Aim of the exercise — Find every line in the listing below that contains the string "fields" and copy each of those lines. Case counts.
╭─ Dataset extract
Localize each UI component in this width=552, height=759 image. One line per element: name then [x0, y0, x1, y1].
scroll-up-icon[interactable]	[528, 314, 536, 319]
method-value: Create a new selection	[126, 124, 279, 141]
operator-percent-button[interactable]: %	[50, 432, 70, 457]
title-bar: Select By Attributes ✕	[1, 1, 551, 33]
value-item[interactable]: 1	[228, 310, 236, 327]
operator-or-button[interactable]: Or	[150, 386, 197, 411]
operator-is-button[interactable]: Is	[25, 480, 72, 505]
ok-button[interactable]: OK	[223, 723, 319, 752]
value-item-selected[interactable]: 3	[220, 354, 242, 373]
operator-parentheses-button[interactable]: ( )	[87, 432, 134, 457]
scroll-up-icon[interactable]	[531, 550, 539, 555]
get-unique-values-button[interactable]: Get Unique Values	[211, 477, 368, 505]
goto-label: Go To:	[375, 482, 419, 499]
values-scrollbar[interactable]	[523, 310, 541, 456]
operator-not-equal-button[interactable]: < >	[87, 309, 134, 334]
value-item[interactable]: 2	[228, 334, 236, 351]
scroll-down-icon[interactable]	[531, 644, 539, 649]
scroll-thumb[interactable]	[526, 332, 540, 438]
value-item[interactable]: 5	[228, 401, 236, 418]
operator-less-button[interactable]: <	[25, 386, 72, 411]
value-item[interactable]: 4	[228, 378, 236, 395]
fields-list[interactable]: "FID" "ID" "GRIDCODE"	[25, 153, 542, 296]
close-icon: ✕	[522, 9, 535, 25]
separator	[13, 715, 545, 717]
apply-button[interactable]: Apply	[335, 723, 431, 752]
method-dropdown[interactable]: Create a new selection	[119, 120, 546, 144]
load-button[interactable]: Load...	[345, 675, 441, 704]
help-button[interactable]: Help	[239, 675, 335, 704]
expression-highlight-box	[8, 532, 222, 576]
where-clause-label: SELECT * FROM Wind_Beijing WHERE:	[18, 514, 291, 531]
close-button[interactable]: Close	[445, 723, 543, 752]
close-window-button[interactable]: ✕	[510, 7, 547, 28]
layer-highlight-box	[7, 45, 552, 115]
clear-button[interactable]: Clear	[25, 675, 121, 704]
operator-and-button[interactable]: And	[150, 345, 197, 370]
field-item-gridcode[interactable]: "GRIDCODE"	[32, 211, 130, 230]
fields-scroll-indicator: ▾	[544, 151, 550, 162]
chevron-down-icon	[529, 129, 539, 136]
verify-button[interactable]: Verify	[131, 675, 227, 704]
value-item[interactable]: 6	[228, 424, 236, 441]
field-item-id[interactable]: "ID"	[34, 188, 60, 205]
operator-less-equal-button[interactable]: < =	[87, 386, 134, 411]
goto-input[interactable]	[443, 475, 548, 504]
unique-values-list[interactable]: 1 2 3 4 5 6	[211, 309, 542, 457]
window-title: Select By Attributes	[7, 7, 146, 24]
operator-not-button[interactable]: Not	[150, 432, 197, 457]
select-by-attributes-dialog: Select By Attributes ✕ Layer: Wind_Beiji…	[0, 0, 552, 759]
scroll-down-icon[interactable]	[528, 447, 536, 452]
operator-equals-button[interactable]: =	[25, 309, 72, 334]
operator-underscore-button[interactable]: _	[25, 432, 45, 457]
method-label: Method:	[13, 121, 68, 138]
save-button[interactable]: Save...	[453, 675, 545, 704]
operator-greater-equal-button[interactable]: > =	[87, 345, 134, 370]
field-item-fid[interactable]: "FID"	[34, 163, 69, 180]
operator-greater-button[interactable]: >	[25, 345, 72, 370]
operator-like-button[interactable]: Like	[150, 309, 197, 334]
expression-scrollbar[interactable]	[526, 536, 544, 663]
╰─
Correct response —
fields-list[interactable]: "FID" "ID" "GRIDCODE"	[25, 153, 542, 296]
fields-scroll-indicator: ▾	[544, 151, 550, 162]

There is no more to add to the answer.